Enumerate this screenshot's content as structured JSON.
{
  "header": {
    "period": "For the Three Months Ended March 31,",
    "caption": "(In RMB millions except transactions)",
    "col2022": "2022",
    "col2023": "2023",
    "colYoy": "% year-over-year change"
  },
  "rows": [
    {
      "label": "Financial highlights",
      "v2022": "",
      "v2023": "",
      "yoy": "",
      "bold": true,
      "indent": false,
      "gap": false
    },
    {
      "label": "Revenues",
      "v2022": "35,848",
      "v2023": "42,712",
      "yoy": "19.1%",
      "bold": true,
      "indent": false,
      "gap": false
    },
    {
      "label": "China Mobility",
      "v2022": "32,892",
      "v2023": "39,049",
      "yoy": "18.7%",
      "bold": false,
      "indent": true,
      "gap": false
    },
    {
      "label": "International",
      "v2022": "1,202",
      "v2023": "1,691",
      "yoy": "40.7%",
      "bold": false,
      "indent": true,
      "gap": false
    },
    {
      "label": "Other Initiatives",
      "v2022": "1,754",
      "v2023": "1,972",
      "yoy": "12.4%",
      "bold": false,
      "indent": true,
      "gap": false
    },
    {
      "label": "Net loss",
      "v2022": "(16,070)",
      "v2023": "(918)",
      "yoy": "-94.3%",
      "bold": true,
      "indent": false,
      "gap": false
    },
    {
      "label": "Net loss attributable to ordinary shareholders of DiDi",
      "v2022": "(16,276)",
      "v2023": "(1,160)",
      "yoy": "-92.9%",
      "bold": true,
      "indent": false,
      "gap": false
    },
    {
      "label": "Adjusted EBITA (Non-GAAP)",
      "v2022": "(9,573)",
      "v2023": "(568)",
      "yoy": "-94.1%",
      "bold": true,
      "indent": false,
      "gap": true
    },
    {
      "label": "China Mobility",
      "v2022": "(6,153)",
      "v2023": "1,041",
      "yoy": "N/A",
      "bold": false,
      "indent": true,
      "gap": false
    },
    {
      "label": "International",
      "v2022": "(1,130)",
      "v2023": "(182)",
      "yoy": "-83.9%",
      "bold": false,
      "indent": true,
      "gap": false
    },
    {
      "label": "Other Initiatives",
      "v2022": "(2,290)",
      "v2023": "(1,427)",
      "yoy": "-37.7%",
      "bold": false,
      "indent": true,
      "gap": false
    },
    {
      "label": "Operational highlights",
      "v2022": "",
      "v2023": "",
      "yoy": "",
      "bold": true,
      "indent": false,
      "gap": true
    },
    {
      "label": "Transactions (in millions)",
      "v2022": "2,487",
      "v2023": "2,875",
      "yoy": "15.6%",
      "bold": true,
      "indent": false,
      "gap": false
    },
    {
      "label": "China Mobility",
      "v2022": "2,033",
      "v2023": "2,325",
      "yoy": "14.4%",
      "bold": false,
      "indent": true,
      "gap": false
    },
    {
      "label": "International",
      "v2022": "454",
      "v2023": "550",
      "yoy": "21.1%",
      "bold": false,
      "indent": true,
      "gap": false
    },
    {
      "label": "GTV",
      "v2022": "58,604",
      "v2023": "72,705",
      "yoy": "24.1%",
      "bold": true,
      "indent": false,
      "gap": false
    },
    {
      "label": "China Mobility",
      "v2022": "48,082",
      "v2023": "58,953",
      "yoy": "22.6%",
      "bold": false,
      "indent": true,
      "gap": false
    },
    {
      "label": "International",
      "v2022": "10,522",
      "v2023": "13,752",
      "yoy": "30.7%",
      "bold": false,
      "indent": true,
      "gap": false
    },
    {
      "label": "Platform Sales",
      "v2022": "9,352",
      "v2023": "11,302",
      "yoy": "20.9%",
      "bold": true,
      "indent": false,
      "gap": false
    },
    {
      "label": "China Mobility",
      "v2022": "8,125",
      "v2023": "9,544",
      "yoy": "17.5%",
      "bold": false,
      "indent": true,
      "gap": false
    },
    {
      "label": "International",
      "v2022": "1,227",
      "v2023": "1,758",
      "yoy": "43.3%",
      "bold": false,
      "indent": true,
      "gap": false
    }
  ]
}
+ + + + + + +
Each line in the data that holds the string "highlights" should be found and copied.

## EXERCISE ANSWER
      "label": "Financial highlights",
      "label": "Operational highlights",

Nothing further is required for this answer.